◆ The task:
All of the material should be reproduced exactly, with pictures left out.

◆ Entries provided:
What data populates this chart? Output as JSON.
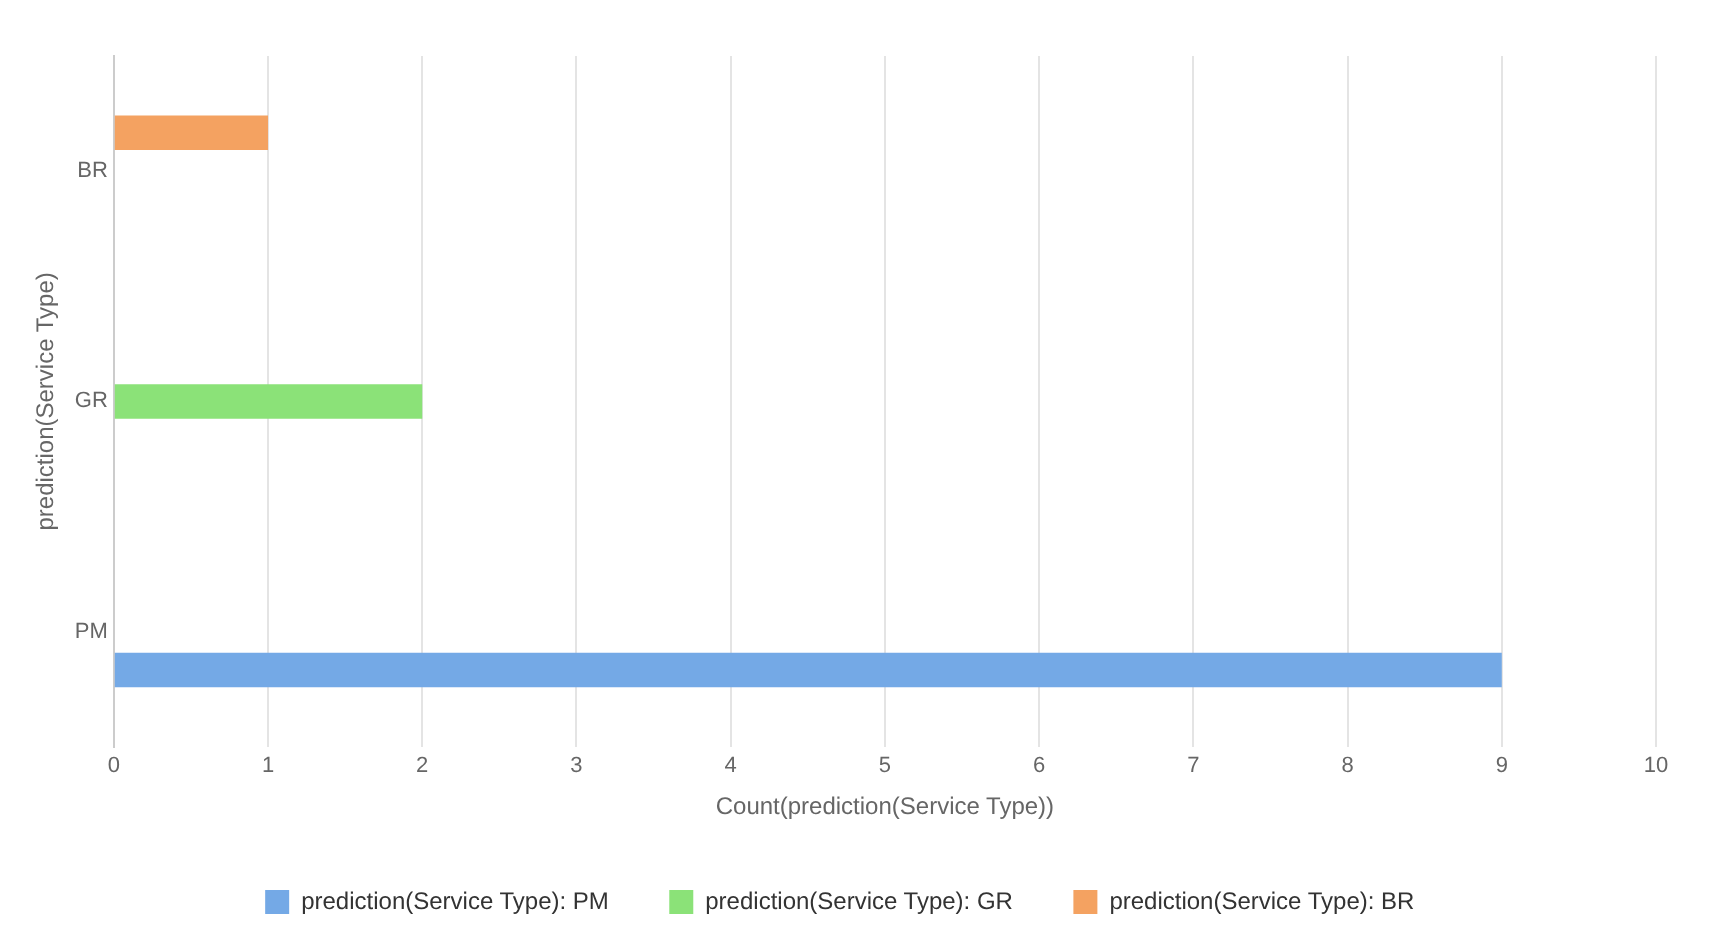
{
  "chart_data": {
    "type": "bar",
    "orientation": "horizontal",
    "xlabel": "Count(prediction(Service Type))",
    "ylabel": "prediction(Service Type)",
    "categories": [
      "BR",
      "GR",
      "PM"
    ],
    "series": [
      {
        "name": "prediction(Service Type): PM",
        "color": "#74a9e6",
        "values": [
          null,
          null,
          9
        ]
      },
      {
        "name": "prediction(Service Type): GR",
        "color": "#8be278",
        "values": [
          null,
          2,
          null
        ]
      },
      {
        "name": "prediction(Service Type): BR",
        "color": "#f4a261",
        "values": [
          1,
          null,
          null
        ]
      }
    ],
    "xlim": [
      0,
      10
    ],
    "xticks": [
      0,
      1,
      2,
      3,
      4,
      5,
      6,
      7,
      8,
      9,
      10
    ],
    "grid": "x",
    "legend": "bottom"
  }
}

◆ Completed exercise:
What data populates this chart? Output as JSON.
{
  "chart_data": {
    "type": "bar",
    "orientation": "horizontal",
    "xlabel": "Count(prediction(Service Type))",
    "ylabel": "prediction(Service Type)",
    "categories": [
      "BR",
      "GR",
      "PM"
    ],
    "series": [
      {
        "name": "prediction(Service Type): PM",
        "color": "#74a9e6",
        "values": [
          null,
          null,
          9
        ]
      },
      {
        "name": "prediction(Service Type): GR",
        "color": "#8be278",
        "values": [
          null,
          2,
          null
        ]
      },
      {
        "name": "prediction(Service Type): BR",
        "color": "#f4a261",
        "values": [
          1,
          null,
          null
        ]
      }
    ],
    "xlim": [
      0,
      10
    ],
    "xticks": [
      0,
      1,
      2,
      3,
      4,
      5,
      6,
      7,
      8,
      9,
      10
    ],
    "grid": "x",
    "legend": "bottom"
  }
}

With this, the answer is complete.